Page element annotations:
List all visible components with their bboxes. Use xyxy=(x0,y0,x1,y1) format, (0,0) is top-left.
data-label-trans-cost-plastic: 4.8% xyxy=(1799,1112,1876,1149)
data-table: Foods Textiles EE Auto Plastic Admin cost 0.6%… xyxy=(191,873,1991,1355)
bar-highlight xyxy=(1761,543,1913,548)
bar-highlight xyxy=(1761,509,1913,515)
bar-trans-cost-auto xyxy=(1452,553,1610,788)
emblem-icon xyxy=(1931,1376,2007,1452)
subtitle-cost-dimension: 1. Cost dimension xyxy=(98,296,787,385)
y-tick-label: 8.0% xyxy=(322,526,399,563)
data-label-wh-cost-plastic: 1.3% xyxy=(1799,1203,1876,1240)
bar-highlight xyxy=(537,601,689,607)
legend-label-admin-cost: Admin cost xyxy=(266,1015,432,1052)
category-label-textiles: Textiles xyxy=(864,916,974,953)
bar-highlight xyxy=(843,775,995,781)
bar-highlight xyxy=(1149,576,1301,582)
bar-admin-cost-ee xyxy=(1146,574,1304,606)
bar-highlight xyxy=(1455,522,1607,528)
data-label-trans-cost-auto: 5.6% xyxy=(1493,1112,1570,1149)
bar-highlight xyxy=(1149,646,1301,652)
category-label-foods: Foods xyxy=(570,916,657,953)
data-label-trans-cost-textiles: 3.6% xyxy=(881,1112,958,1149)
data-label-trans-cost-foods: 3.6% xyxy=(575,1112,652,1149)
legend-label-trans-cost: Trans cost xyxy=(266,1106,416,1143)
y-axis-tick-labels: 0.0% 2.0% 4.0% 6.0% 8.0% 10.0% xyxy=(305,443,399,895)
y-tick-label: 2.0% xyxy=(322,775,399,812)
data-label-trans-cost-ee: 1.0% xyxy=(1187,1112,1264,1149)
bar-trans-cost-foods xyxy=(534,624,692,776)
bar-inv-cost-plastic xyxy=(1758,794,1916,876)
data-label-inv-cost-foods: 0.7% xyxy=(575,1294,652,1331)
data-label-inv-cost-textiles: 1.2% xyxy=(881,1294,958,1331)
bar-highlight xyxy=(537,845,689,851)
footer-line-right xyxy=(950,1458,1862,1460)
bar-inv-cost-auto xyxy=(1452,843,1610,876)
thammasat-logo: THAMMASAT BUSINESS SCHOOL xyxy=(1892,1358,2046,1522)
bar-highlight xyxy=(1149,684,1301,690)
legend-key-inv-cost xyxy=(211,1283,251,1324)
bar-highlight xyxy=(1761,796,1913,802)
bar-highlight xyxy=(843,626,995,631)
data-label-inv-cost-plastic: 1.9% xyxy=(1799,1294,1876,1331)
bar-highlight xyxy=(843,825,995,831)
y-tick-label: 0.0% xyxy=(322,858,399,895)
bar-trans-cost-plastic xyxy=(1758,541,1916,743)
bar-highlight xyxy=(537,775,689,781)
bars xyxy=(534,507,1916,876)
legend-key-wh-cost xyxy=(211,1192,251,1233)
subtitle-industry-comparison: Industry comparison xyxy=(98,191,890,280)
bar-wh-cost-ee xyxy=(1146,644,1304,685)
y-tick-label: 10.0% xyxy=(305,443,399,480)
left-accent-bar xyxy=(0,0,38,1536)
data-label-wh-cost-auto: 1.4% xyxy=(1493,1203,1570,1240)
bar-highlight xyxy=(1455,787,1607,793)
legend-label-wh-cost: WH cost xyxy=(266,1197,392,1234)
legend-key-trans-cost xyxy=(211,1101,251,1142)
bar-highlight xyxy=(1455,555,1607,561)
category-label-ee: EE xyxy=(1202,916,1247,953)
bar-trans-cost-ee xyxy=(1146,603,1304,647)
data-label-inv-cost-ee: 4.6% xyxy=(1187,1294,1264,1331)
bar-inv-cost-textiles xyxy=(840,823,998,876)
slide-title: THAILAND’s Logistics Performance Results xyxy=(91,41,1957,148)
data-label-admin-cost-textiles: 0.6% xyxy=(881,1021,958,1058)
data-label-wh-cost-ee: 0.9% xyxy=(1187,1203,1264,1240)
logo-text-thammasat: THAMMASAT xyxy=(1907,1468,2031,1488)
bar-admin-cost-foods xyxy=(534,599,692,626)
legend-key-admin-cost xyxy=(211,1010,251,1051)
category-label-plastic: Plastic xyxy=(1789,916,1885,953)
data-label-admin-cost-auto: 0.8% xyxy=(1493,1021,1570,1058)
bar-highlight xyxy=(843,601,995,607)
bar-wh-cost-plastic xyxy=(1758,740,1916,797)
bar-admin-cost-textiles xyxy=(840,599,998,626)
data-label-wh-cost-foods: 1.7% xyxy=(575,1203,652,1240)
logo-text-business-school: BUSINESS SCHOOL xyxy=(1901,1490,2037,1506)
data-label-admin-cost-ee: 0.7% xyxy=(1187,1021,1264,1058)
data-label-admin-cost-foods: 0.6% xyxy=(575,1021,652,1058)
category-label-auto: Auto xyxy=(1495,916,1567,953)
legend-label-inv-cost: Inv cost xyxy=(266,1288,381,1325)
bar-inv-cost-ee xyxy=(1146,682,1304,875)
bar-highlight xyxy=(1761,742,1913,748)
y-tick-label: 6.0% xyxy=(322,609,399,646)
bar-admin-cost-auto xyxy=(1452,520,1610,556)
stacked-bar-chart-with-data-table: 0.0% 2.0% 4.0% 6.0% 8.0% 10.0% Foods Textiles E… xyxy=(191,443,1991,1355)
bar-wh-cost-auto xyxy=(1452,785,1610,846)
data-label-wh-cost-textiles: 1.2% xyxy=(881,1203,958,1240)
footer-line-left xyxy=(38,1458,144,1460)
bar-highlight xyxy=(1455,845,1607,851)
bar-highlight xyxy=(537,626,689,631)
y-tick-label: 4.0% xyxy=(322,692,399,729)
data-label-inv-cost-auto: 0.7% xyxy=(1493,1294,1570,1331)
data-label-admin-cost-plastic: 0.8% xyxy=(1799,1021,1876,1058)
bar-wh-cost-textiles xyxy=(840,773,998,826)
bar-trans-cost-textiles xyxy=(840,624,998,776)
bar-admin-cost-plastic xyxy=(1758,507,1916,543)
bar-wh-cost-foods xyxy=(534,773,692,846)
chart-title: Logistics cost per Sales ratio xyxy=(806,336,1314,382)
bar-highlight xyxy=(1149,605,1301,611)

Exercise :: Report how many lines of the rows above contain the string "thammasat", treating uppercase and lowercase letters as distinct. Give only the number.

Exercise answer :: 2